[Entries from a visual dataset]
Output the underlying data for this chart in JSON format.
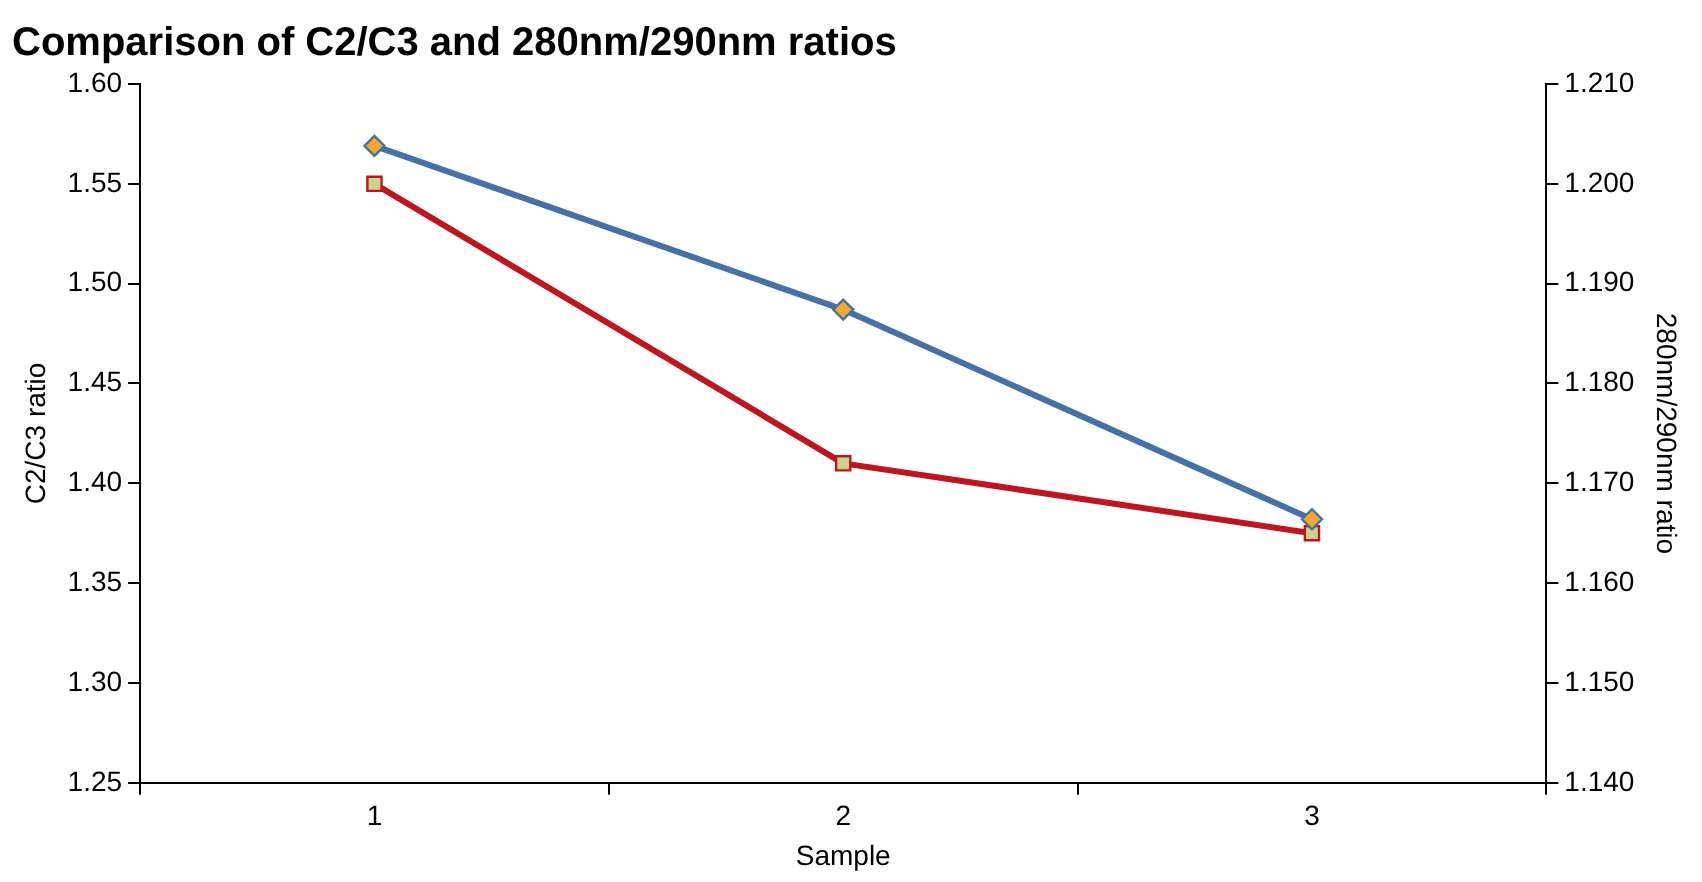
{
  "chart_data": {
    "type": "line",
    "title": "Comparison of C2/C3 and 280nm/290nm ratios",
    "xlabel": "Sample",
    "ylabel": "C2/C3 ratio",
    "y2label": "280nm/290nm ratio",
    "categories": [
      "1",
      "2",
      "3"
    ],
    "series": [
      {
        "color": "#4472a8",
        "values": [
          1.569,
          1.487,
          1.382
        ],
        "marker": "diamond"
      },
      {
        "color": "#c0141e",
        "values": [
          1.2,
          1.172,
          1.165
        ],
        "axis": "y2",
        "marker": "square"
      }
    ],
    "ylim": [
      1.25,
      1.6
    ],
    "yticks": [
      {
        "value": 1.25,
        "label": "1.25"
      },
      {
        "value": 1.3,
        "label": "1.30"
      },
      {
        "value": 1.35,
        "label": "1.35"
      },
      {
        "value": 1.4,
        "label": "1.40"
      },
      {
        "value": 1.45,
        "label": "1.45"
      },
      {
        "value": 1.5,
        "label": "1.50"
      },
      {
        "value": 1.55,
        "label": "1.55"
      },
      {
        "value": 1.6,
        "label": "1.60"
      }
    ],
    "y2lim": [
      1.14,
      1.21
    ],
    "y2ticks": [
      {
        "value": 1.14,
        "label": "1.140"
      },
      {
        "value": 1.15,
        "label": "1.150"
      },
      {
        "value": 1.16,
        "label": "1.160"
      },
      {
        "value": 1.17,
        "label": "1.170"
      },
      {
        "value": 1.18,
        "label": "1.180"
      },
      {
        "value": 1.19,
        "label": "1.190"
      },
      {
        "value": 1.2,
        "label": "1.200"
      },
      {
        "value": 1.21,
        "label": "1.210"
      }
    ],
    "grid": false,
    "legend": false,
    "line_style": "solid"
  }
}
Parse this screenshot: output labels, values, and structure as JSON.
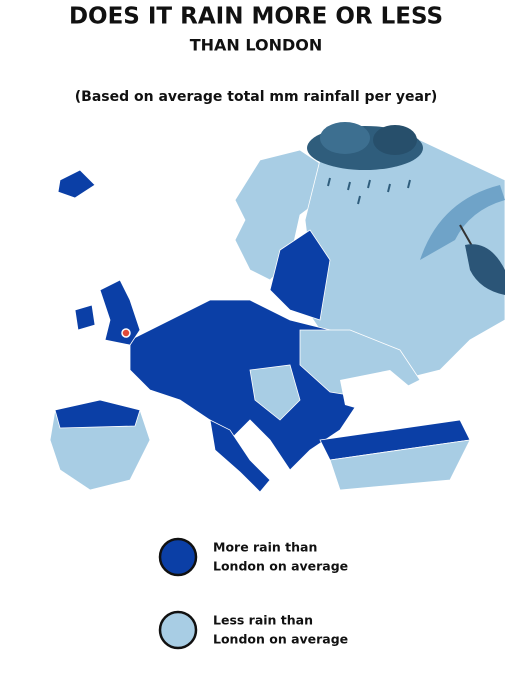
{
  "header": {
    "title": "DOES IT RAIN MORE OR LESS",
    "title_line2": "THAN LONDON",
    "subtitle": "(Based on average total mm rainfall per year)"
  },
  "legend": {
    "items": [
      {
        "label_line1": "More rain than",
        "label_line2": "London on average",
        "color": "#0b3fa6"
      },
      {
        "label_line1": "Less rain than",
        "label_line2": "London on average",
        "color": "#a8cde4"
      }
    ]
  }
}
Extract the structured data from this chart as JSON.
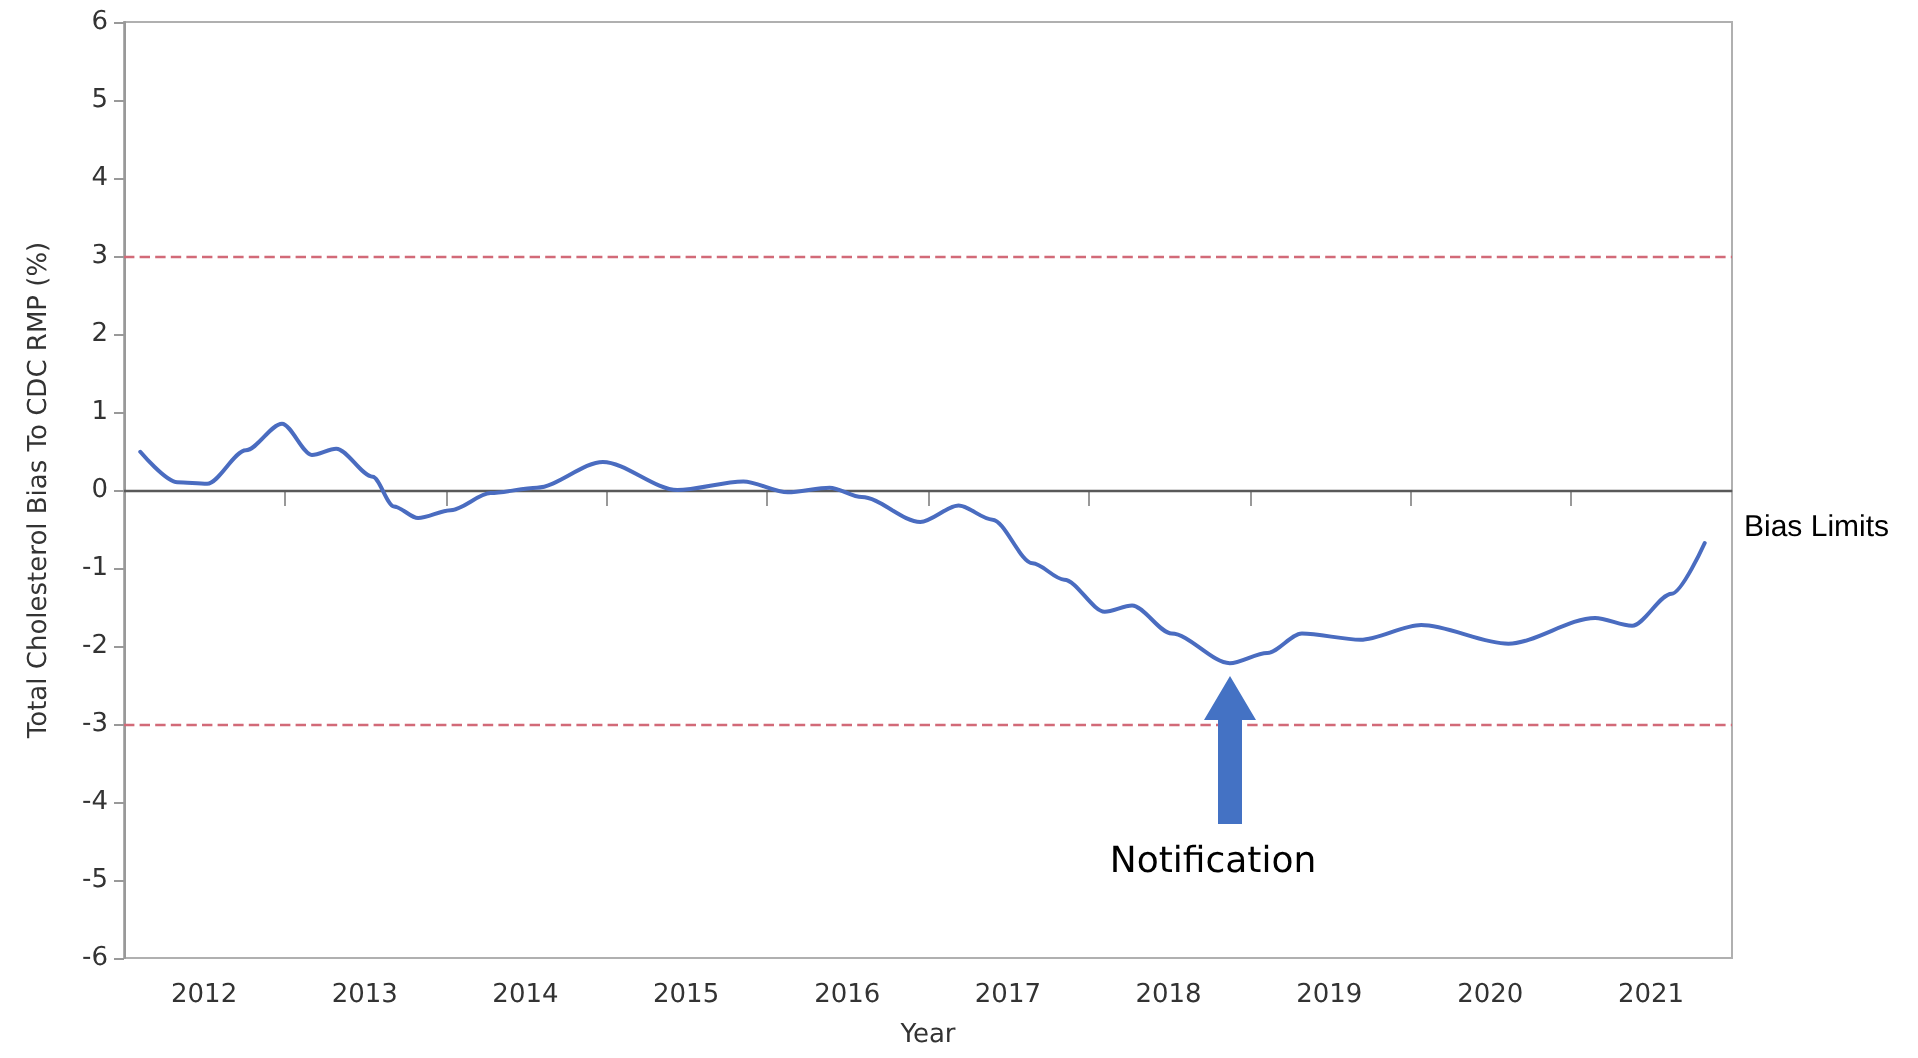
{
  "chart_data": {
    "type": "line",
    "ylabel": "Total Cholesterol Bias To CDC RMP (%)",
    "xlabel": "Year",
    "x": [
      "2012-02-07",
      "2012-05-01",
      "2012-07-08",
      "2012-10-04",
      "2012-12-25",
      "2013-03-03",
      "2013-04-27",
      "2013-07-19",
      "2013-09-05",
      "2013-10-30",
      "2014-01-12",
      "2014-04-13",
      "2014-07-27",
      "2014-12-24",
      "2015-06-11",
      "2015-11-08",
      "2016-02-17",
      "2016-05-22",
      "2016-08-03",
      "2016-12-14",
      "2017-03-11",
      "2017-05-27",
      "2017-08-26",
      "2017-11-06",
      "2018-02-06",
      "2018-04-09",
      "2018-07-08",
      "2018-11-17",
      "2019-02-10",
      "2019-04-30",
      "2019-09-10",
      "2020-01-26",
      "2020-08-11",
      "2021-02-24",
      "2021-05-19",
      "2021-08-17",
      "2021-10-31"
    ],
    "series": [
      {
        "color": "#4a6cc0",
        "values": [
          0.49,
          0.1,
          0.08,
          0.51,
          0.85,
          0.45,
          0.53,
          0.17,
          -0.21,
          -0.36,
          -0.26,
          -0.04,
          0.03,
          0.36,
          0.0,
          0.11,
          -0.03,
          0.03,
          -0.09,
          -0.41,
          -0.2,
          -0.38,
          -0.94,
          -1.15,
          -1.56,
          -1.48,
          -1.84,
          -2.22,
          -2.09,
          -1.84,
          -1.92,
          -1.73,
          -1.97,
          -1.64,
          -1.74,
          -1.33,
          -0.68
        ]
      }
    ],
    "xlim": [
      "2012-01-01",
      "2022-01-01"
    ],
    "xticks": [
      {
        "value": "2012-07-01",
        "label": "2012"
      },
      {
        "value": "2013-01-01",
        "label": null
      },
      {
        "value": "2013-07-01",
        "label": "2013"
      },
      {
        "value": "2014-01-01",
        "label": null
      },
      {
        "value": "2014-07-01",
        "label": "2014"
      },
      {
        "value": "2015-01-01",
        "label": null
      },
      {
        "value": "2015-07-01",
        "label": "2015"
      },
      {
        "value": "2016-01-01",
        "label": null
      },
      {
        "value": "2016-07-01",
        "label": "2016"
      },
      {
        "value": "2017-01-01",
        "label": null
      },
      {
        "value": "2017-07-01",
        "label": "2017"
      },
      {
        "value": "2018-01-01",
        "label": null
      },
      {
        "value": "2018-07-01",
        "label": "2018"
      },
      {
        "value": "2019-01-01",
        "label": null
      },
      {
        "value": "2019-07-01",
        "label": "2019"
      },
      {
        "value": "2020-01-01",
        "label": null
      },
      {
        "value": "2020-07-01",
        "label": "2020"
      },
      {
        "value": "2021-01-01",
        "label": null
      },
      {
        "value": "2021-07-01",
        "label": "2021"
      }
    ],
    "ylim": [
      -6,
      6
    ],
    "yticks": [
      -6,
      -5,
      -4,
      -3,
      -2,
      -1,
      0,
      1,
      2,
      3,
      4,
      5,
      6
    ],
    "ref_lines": [
      {
        "axis": "y",
        "value": 3,
        "color": "#d26a78",
        "line_style": "dashed"
      },
      {
        "axis": "y",
        "value": 0,
        "color": "#595959",
        "line_style": "solid"
      },
      {
        "axis": "y",
        "value": -3,
        "color": "#d26a78",
        "line_style": "dashed"
      }
    ],
    "annotations": [
      "Bias Limits",
      "Notification"
    ],
    "grid": false,
    "marker": "none",
    "line_style": "solid"
  }
}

PROBLEM TO WORK ON
List the lines of the records where "marker" occurs.

THE SOLUTION
        "marker": "diamond"
        "marker": "square"
    "marker": "none",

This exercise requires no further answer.